[start RECORD LIST]

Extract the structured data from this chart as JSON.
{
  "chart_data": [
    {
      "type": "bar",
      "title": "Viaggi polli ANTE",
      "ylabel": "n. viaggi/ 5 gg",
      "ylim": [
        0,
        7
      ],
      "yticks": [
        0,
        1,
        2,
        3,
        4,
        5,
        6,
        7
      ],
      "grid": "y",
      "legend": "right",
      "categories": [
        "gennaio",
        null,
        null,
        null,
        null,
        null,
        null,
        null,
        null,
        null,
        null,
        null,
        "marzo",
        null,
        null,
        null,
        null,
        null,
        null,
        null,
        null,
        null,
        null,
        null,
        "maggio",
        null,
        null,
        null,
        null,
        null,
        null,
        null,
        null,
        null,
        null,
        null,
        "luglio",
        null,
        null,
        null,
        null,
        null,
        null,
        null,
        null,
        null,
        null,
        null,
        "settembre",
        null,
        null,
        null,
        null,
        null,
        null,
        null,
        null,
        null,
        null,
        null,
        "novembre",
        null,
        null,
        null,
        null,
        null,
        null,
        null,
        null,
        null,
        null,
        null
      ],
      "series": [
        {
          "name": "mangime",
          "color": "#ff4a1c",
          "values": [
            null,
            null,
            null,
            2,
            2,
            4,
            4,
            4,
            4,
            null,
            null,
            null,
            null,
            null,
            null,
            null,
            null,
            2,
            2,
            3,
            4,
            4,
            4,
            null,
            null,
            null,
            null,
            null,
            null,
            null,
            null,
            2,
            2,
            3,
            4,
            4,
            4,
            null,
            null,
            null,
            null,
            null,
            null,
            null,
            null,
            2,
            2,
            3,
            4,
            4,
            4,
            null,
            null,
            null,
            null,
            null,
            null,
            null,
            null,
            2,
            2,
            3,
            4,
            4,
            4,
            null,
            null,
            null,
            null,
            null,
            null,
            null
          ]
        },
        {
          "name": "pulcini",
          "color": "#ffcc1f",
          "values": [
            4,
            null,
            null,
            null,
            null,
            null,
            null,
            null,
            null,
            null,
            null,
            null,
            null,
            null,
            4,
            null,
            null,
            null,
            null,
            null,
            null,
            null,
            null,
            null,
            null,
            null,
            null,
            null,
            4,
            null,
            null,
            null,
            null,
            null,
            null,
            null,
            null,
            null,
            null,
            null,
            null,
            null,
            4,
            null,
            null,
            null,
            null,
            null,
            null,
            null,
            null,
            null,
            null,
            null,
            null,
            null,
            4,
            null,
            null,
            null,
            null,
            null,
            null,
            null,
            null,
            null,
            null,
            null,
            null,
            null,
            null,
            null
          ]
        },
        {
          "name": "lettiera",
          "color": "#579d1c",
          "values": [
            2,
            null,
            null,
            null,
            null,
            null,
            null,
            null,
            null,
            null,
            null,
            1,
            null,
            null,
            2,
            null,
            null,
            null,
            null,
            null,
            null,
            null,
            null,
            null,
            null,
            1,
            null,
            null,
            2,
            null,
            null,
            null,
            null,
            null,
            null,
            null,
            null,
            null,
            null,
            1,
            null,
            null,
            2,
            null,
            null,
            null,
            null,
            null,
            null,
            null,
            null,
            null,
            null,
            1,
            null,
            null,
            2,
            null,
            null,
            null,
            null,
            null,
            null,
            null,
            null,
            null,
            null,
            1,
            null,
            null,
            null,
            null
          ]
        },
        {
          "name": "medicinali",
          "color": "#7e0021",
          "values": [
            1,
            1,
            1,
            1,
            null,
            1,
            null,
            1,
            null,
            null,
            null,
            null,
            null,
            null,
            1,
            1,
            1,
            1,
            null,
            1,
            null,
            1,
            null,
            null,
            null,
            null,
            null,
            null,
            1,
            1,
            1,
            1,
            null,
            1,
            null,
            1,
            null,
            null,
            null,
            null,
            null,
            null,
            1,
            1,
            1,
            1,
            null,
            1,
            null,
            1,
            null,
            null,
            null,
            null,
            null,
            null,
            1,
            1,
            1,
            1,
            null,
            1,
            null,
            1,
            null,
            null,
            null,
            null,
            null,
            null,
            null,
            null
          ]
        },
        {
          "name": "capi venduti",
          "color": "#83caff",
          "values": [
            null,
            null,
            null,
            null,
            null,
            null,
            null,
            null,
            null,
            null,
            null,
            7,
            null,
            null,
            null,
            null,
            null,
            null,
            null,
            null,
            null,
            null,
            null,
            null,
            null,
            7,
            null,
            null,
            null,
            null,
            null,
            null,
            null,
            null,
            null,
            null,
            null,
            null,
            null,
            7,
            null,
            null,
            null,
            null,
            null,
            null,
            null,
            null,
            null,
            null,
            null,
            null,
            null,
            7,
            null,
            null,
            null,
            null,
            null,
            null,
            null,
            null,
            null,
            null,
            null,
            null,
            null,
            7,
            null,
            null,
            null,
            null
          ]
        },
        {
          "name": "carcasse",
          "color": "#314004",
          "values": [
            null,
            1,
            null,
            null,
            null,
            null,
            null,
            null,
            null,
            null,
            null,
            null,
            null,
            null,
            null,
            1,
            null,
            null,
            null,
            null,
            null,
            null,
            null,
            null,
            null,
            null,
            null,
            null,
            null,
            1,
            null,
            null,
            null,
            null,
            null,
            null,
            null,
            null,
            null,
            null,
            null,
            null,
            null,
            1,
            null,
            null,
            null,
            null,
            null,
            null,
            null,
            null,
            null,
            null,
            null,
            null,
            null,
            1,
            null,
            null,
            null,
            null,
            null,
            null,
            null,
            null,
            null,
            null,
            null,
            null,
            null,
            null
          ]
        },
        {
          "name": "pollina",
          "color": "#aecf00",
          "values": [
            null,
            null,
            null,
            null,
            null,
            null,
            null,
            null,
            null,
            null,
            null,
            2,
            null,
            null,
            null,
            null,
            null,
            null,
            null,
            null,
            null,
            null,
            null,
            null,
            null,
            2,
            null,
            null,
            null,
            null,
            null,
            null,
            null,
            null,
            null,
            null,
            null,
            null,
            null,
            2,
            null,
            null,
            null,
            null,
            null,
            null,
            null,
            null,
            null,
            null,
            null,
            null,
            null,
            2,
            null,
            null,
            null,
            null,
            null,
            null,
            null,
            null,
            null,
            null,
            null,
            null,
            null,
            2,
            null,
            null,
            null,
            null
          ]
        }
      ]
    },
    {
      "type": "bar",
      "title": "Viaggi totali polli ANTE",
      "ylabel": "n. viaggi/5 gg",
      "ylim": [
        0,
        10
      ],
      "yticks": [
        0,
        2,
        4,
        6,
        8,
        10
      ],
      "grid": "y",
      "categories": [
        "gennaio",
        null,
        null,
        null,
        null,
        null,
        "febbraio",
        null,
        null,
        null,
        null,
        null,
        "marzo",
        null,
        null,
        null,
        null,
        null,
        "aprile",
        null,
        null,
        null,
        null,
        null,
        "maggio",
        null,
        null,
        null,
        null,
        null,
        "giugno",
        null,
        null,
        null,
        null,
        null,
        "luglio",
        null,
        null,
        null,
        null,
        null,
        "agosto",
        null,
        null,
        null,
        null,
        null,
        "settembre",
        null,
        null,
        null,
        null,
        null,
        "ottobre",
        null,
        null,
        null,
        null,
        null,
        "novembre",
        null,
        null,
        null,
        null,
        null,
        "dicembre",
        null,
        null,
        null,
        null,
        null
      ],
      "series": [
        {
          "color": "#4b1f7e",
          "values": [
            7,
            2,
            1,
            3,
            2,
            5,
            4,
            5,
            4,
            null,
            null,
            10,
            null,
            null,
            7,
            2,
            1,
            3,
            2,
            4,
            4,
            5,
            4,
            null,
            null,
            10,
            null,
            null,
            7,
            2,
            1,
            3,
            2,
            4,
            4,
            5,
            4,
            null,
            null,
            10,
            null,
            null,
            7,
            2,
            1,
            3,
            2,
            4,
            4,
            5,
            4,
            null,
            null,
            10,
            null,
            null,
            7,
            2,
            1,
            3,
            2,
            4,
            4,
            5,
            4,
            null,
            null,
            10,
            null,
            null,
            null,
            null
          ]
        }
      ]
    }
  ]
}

[end RECORD LIST]

* **WRITTEN PROBLEM**: From the records given above, copy all lines containing "name".

* **RESPONSE**:
          "name": "mangime",
          "name": "pulcini",
          "name": "lettiera",
          "name": "medicinali",
          "name": "capi venduti",
          "name": "carcasse",
          "name": "pollina",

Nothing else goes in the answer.